Go through the entries below and copy each line containing the word "rise".

--*--

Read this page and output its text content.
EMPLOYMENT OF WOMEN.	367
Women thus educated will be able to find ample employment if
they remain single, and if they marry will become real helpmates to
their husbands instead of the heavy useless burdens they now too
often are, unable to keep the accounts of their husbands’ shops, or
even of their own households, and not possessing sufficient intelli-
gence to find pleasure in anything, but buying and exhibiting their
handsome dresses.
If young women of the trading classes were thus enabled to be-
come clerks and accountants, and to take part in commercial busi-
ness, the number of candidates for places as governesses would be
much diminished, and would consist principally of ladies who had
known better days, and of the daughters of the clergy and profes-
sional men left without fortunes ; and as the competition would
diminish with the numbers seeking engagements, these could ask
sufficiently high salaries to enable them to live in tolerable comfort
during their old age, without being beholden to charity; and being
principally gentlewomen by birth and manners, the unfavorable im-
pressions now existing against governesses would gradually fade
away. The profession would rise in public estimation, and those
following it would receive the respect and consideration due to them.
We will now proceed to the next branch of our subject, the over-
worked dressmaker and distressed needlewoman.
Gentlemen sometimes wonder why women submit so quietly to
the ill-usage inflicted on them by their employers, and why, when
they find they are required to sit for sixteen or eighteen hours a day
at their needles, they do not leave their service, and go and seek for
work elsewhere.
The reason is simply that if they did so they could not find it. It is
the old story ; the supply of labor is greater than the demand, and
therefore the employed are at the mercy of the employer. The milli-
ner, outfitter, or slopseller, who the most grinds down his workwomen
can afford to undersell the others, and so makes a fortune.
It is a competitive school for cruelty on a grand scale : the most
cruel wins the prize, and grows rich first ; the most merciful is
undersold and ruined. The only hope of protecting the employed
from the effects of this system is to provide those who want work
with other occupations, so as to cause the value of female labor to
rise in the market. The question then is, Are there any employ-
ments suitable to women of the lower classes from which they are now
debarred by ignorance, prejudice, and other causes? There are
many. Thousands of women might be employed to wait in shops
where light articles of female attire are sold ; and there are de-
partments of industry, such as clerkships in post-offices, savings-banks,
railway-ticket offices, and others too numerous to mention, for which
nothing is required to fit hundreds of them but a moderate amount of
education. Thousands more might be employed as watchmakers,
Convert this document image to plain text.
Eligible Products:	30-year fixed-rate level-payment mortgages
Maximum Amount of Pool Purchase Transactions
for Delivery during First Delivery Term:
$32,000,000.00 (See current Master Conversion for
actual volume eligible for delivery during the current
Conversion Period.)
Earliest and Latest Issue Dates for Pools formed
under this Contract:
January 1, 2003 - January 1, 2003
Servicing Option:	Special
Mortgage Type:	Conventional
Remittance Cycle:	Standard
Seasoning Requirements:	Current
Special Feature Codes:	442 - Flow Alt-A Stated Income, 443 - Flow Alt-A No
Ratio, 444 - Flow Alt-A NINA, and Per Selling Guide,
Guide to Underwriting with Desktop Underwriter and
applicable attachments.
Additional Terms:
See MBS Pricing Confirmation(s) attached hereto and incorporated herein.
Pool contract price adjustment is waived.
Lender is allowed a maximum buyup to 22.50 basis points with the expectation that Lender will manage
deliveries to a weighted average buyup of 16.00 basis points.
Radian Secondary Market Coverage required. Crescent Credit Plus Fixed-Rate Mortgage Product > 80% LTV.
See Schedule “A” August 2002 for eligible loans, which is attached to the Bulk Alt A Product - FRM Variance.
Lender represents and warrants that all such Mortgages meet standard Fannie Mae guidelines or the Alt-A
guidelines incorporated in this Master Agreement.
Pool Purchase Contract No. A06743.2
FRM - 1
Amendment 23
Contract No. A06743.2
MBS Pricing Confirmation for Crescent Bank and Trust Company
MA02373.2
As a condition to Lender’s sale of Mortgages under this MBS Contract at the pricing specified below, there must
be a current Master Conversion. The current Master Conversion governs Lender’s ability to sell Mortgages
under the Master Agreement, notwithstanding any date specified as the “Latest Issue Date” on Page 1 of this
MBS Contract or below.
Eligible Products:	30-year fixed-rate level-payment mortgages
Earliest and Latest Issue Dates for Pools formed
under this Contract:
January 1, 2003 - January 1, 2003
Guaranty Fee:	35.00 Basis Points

--*--

Task result -
away. The profession would rise in public estimation, and those
rise in the market. The question then is, Are there any employ-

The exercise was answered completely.